## Written request
Reproduce every entry in the listing without alteration.

Records contained in a dataset:
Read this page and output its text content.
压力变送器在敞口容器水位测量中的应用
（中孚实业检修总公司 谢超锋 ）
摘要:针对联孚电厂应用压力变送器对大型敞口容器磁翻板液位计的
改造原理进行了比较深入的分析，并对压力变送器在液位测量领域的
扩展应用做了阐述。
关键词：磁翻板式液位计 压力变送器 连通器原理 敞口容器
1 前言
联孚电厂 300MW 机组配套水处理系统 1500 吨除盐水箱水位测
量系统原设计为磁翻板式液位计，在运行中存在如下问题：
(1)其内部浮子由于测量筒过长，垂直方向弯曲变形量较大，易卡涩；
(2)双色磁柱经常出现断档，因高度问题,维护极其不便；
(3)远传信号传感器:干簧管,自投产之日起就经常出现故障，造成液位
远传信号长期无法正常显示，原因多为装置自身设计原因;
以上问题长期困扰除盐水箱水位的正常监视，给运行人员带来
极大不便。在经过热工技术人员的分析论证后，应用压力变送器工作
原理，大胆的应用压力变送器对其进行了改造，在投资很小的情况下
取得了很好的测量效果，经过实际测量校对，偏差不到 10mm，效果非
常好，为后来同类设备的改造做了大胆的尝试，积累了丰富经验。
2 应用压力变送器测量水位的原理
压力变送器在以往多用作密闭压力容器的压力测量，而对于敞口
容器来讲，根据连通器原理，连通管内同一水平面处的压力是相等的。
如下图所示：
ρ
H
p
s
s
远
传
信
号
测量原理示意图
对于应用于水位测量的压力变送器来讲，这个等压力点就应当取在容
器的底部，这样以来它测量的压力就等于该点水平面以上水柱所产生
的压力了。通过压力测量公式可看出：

## The solution
Read this page and output its text content.
压力变送器在敞口容器水位测量中的应用
（中孚实业检修总公司 谢超锋 ）
摘要:针对联孚电厂应用压力变送器对大型敞口容器磁翻板液位计的
改造原理进行了比较深入的分析，并对压力变送器在液位测量领域的
扩展应用做了阐述。
关键词：磁翻板式液位计 压力变送器 连通器原理 敞口容器
1 前言
联孚电厂 300MW 机组配套水处理系统 1500 吨除盐水箱水位测
量系统原设计为磁翻板式液位计，在运行中存在如下问题：
(1)其内部浮子由于测量筒过长，垂直方向弯曲变形量较大，易卡涩；
(2)双色磁柱经常出现断档，因高度问题,维护极其不便；
(3)远传信号传感器:干簧管,自投产之日起就经常出现故障，造成液位
远传信号长期无法正常显示，原因多为装置自身设计原因;
以上问题长期困扰除盐水箱水位的正常监视，给运行人员带来
极大不便。在经过热工技术人员的分析论证后，应用压力变送器工作
原理，大胆的应用压力变送器对其进行了改造，在投资很小的情况下
取得了很好的测量效果，经过实际测量校对，偏差不到 10mm，效果非
常好，为后来同类设备的改造做了大胆的尝试，积累了丰富经验。
2 应用压力变送器测量水位的原理
压力变送器在以往多用作密闭压力容器的压力测量，而对于敞口
容器来讲，根据连通器原理，连通管内同一水平面处的压力是相等的。
如下图所示：
ρ
H
p
s
s
远
传
信
号
测量原理示意图
对于应用于水位测量的压力变送器来讲，这个等压力点就应当取在容
器的底部，这样以来它测量的压力就等于该点水平面以上水柱所产生
的压力了。通过压力测量公式可看出：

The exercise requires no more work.